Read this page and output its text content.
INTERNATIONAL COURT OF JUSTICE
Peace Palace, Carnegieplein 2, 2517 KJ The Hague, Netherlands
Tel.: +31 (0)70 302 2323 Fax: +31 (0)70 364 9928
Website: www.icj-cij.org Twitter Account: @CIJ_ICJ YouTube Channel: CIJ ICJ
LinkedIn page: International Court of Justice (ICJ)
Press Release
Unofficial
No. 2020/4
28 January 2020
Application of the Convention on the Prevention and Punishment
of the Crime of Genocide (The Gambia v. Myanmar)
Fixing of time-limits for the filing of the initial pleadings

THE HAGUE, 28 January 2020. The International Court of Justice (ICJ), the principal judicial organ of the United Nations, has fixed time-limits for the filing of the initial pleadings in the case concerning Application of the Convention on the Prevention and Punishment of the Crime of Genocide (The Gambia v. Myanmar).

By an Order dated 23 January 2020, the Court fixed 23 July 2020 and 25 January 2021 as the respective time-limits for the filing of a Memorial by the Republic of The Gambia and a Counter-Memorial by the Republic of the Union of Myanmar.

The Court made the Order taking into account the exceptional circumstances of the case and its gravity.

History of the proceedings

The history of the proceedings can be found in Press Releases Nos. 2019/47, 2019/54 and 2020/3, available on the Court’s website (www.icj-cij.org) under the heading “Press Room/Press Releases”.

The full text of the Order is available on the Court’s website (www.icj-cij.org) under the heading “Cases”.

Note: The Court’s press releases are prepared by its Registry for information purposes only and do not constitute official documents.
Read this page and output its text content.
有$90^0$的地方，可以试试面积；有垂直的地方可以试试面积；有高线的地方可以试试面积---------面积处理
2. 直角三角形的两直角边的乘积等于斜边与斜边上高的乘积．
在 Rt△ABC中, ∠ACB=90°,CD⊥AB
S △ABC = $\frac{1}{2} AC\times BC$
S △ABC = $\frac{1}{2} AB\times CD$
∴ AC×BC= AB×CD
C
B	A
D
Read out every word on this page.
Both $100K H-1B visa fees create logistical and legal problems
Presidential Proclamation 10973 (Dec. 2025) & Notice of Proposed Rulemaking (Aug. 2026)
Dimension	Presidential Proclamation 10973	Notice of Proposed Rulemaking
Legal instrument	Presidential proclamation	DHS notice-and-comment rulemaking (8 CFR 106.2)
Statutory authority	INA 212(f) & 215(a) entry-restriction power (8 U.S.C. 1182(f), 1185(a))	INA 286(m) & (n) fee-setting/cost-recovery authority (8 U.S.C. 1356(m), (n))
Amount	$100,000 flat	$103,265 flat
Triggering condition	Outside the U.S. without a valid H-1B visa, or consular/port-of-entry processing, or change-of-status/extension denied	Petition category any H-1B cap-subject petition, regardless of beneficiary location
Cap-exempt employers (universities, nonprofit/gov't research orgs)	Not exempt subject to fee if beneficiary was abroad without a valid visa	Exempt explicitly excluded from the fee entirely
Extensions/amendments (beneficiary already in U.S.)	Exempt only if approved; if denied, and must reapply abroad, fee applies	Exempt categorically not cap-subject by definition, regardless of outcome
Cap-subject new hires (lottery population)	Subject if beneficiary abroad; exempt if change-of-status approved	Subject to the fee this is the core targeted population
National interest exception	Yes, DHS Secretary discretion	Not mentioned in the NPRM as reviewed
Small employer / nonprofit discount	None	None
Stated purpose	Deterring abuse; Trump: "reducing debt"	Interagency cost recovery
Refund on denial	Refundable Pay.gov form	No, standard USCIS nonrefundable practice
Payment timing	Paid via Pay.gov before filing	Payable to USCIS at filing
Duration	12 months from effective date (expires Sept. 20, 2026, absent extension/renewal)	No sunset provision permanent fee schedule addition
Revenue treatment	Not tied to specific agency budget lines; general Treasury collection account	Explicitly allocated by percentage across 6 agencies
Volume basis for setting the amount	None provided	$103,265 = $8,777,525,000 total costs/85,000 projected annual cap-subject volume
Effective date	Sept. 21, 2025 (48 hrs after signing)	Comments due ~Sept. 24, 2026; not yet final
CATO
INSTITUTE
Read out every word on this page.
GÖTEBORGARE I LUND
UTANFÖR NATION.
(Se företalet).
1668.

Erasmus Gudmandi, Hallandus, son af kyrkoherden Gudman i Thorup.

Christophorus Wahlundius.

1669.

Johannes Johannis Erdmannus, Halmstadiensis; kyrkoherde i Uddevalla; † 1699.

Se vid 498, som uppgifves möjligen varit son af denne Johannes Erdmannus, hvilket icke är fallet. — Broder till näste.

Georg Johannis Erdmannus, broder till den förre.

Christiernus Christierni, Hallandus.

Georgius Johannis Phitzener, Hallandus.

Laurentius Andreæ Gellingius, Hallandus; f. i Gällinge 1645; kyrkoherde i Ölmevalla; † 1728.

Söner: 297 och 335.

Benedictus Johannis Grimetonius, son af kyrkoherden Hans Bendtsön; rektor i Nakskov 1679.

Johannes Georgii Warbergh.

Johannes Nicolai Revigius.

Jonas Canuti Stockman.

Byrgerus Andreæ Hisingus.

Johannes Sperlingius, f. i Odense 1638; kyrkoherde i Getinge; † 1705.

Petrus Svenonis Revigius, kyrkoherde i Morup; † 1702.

* [CHALLENGE]:
Search the records for the word "regardless", then list every line that has it.

* [RESPONSE TO THIS TASK]:
Triggering condition	Outside the U.S. without a valid H-1B visa, or consular/port-of-entry processing, or change-of-status/extension denied	Petition category any H-1B cap-subject petition, regardless of beneficiary location
Extensions/amendments (beneficiary already in U.S.)	Exempt only if approved; if denied, and must reapply abroad, fee applies	Exempt categorically not cap-subject by definition, regardless of outcome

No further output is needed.